*EXERCISE OBJECTIVE*.
Look for "What text is on this page?" in the listing below, then copy exactly the line it appears in and all lines after it to the end, and nothing more.

-- begin RECORD EXTRACTS --

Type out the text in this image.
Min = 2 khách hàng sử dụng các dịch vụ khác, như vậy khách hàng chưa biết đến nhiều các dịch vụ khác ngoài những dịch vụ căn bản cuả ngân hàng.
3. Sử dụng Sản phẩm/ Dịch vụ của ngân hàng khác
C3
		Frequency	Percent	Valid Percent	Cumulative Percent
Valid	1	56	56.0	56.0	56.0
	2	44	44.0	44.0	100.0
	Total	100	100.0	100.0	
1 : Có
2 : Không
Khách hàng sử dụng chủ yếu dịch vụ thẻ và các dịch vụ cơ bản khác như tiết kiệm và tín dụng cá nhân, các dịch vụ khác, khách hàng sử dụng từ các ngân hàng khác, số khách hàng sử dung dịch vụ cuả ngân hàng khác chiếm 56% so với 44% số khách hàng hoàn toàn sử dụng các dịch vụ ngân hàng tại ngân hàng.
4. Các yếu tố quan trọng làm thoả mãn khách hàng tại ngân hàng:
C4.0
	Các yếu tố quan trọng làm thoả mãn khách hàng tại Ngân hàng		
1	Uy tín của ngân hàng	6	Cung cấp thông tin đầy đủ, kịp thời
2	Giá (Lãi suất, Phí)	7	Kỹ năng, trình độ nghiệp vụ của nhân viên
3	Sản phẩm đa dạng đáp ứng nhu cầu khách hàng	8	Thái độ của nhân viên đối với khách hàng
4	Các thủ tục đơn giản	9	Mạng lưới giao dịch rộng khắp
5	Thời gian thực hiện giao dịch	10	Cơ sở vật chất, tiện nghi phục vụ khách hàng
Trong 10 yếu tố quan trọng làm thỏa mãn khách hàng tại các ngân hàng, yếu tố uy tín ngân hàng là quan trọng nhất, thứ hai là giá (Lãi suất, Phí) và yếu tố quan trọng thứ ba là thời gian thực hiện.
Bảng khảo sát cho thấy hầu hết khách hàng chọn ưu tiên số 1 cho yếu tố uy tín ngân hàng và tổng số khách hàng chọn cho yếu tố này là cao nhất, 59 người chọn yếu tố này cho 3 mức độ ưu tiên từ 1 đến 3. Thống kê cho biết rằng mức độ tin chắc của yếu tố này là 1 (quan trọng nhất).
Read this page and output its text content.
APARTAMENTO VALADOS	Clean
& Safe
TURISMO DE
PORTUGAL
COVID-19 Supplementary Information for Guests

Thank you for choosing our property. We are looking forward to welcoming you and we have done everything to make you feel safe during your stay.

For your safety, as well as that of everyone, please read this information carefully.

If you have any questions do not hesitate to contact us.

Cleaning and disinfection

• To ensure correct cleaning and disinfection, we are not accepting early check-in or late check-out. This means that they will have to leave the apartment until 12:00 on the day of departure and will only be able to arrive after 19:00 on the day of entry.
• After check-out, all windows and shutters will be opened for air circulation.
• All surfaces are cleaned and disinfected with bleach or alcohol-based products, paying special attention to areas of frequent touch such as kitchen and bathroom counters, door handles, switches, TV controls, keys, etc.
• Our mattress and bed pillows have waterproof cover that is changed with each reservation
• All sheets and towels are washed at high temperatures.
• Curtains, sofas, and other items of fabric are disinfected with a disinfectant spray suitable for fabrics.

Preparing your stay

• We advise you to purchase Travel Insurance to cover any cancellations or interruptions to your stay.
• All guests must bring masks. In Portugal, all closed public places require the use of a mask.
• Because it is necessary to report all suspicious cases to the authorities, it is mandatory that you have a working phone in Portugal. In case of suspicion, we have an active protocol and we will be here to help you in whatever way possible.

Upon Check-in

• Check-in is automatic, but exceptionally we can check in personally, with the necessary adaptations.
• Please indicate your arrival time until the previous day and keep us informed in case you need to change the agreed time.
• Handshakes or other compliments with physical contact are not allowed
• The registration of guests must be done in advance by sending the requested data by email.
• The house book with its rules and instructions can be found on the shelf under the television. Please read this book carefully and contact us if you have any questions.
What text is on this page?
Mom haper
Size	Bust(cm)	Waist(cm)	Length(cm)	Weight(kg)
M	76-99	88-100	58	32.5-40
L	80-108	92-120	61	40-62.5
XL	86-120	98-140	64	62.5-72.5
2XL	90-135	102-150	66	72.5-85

-- end RECORD EXTRACTS --

*ANSWER TO THIS TASK*.
What text is on this page?
Mom haper
Size	Bust(cm)	Waist(cm)	Length(cm)	Weight(kg)
M	76-99	88-100	58	32.5-40
L	80-108	92-120	61	40-62.5
XL	86-120	98-140	64	62.5-72.5
2XL	90-135	102-150	66	72.5-85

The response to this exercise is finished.